Material to process:
— Begin —
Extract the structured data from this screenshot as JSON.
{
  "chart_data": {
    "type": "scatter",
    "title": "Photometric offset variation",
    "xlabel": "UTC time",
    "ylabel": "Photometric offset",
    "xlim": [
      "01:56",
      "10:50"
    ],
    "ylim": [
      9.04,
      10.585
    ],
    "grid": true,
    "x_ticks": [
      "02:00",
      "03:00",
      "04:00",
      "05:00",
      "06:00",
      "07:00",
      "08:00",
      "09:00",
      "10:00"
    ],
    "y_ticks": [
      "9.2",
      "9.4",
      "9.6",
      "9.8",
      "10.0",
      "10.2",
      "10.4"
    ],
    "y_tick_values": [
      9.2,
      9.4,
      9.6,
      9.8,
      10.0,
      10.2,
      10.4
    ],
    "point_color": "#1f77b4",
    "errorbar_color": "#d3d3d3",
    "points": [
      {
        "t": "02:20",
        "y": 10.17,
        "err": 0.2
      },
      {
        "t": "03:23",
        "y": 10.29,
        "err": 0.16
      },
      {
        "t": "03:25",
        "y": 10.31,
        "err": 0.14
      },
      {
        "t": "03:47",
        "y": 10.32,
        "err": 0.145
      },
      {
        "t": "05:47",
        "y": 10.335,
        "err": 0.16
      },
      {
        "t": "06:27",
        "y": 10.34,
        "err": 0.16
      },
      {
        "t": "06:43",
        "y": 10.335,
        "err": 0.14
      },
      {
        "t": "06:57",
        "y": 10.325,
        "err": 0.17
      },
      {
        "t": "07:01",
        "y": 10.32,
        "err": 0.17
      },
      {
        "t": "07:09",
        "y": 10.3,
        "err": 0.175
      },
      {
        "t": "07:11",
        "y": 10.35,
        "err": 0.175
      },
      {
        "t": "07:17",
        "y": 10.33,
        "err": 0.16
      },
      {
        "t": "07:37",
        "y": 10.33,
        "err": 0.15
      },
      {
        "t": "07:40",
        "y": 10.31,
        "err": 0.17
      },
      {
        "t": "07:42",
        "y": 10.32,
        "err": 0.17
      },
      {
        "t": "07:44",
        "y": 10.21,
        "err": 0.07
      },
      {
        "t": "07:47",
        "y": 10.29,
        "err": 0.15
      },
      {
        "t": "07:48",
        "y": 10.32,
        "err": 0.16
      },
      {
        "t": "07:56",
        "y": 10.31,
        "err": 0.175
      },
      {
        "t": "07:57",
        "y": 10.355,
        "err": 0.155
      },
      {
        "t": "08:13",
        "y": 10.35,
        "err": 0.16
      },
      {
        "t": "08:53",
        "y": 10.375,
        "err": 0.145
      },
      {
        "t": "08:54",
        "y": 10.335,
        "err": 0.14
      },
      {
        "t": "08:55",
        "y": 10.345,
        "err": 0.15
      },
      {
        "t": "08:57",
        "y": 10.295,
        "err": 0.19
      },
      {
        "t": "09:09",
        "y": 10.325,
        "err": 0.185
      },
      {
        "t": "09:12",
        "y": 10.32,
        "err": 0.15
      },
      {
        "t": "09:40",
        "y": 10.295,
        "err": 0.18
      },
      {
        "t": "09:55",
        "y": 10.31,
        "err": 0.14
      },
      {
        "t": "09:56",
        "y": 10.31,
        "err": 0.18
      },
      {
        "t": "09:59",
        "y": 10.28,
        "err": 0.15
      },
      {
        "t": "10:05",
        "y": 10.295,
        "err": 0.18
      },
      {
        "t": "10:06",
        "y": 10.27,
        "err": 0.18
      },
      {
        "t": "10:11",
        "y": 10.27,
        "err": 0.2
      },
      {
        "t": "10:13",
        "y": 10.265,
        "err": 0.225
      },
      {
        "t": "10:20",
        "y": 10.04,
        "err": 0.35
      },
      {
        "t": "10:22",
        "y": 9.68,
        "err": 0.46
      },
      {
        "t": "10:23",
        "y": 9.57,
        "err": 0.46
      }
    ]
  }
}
— End —
Work required:
Gather all lines of the records that include the word "offset".

Response to this task:
    "title": "Photometric offset variation",
    "ylabel": "Photometric offset",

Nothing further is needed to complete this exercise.